(Data entries for graphics)
•••
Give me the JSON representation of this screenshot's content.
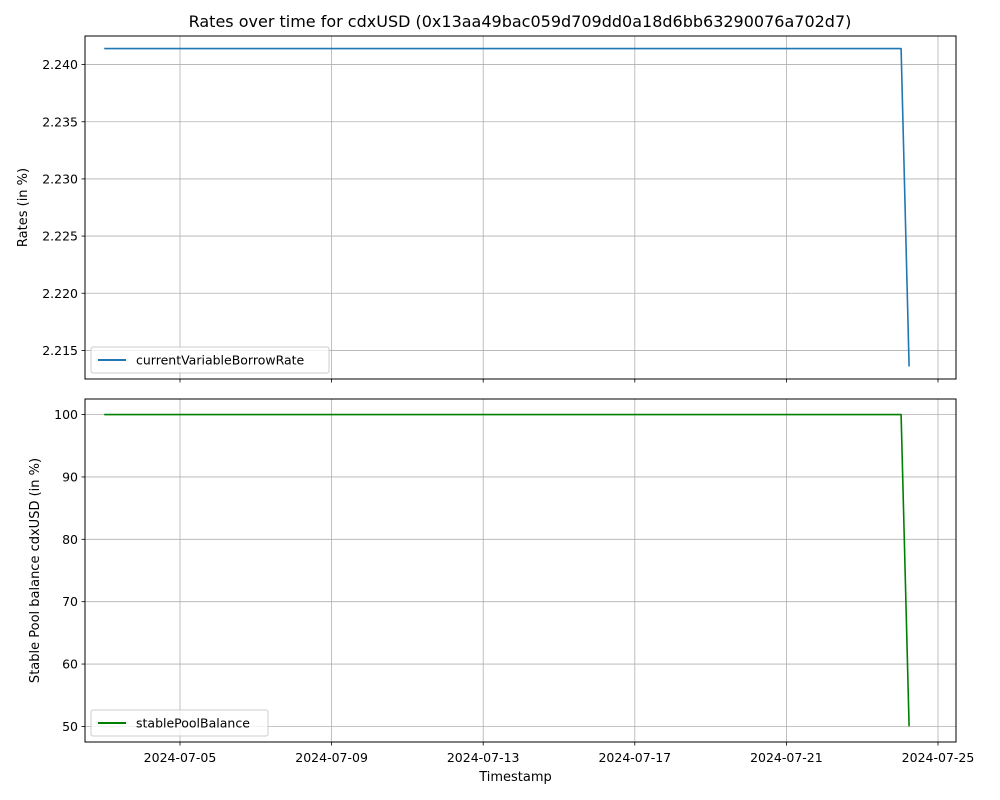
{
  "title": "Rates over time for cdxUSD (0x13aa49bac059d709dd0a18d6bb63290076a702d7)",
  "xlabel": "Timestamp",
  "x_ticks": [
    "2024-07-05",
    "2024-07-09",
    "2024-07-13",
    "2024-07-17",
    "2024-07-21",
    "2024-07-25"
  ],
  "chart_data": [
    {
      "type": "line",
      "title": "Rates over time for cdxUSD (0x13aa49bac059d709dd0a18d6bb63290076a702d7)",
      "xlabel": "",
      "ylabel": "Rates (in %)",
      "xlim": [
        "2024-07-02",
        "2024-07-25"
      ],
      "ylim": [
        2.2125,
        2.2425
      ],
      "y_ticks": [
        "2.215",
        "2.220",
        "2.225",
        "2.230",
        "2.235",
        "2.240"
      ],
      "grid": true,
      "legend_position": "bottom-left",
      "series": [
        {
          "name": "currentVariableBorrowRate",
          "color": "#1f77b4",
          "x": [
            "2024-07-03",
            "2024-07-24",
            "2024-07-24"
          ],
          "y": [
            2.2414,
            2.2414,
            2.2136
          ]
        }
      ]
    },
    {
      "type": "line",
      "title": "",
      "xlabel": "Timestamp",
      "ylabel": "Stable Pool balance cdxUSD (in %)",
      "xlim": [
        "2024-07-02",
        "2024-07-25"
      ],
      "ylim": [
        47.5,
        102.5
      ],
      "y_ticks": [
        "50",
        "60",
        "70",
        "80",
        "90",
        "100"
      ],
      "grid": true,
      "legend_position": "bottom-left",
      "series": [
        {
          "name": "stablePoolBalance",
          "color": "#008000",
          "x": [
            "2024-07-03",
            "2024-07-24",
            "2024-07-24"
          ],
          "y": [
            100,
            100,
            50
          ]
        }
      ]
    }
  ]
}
•••
# Instructions for the task
All of the entries need to be transcribed word for word; pictures are left out.

# Final result
Give me the JSON representation of this screenshot's content.
{
  "title": "Rates over time for cdxUSD (0x13aa49bac059d709dd0a18d6bb63290076a702d7)",
  "xlabel": "Timestamp",
  "x_ticks": [
    "2024-07-05",
    "2024-07-09",
    "2024-07-13",
    "2024-07-17",
    "2024-07-21",
    "2024-07-25"
  ],
  "chart_data": [
    {
      "type": "line",
      "title": "Rates over time for cdxUSD (0x13aa49bac059d709dd0a18d6bb63290076a702d7)",
      "xlabel": "",
      "ylabel": "Rates (in %)",
      "xlim": [
        "2024-07-02",
        "2024-07-25"
      ],
      "ylim": [
        2.2125,
        2.2425
      ],
      "y_ticks": [
        "2.215",
        "2.220",
        "2.225",
        "2.230",
        "2.235",
        "2.240"
      ],
      "grid": true,
      "legend_position": "bottom-left",
      "series": [
        {
          "name": "currentVariableBorrowRate",
          "color": "#1f77b4",
          "x": [
            "2024-07-03",
            "2024-07-24",
            "2024-07-24"
          ],
          "y": [
            2.2414,
            2.2414,
            2.2136
          ]
        }
      ]
    },
    {
      "type": "line",
      "title": "",
      "xlabel": "Timestamp",
      "ylabel": "Stable Pool balance cdxUSD (in %)",
      "xlim": [
        "2024-07-02",
        "2024-07-25"
      ],
      "ylim": [
        47.5,
        102.5
      ],
      "y_ticks": [
        "50",
        "60",
        "70",
        "80",
        "90",
        "100"
      ],
      "grid": true,
      "legend_position": "bottom-left",
      "series": [
        {
          "name": "stablePoolBalance",
          "color": "#008000",
          "x": [
            "2024-07-03",
            "2024-07-24",
            "2024-07-24"
          ],
          "y": [
            100,
            100,
            50
          ]
        }
      ]
    }
  ]
}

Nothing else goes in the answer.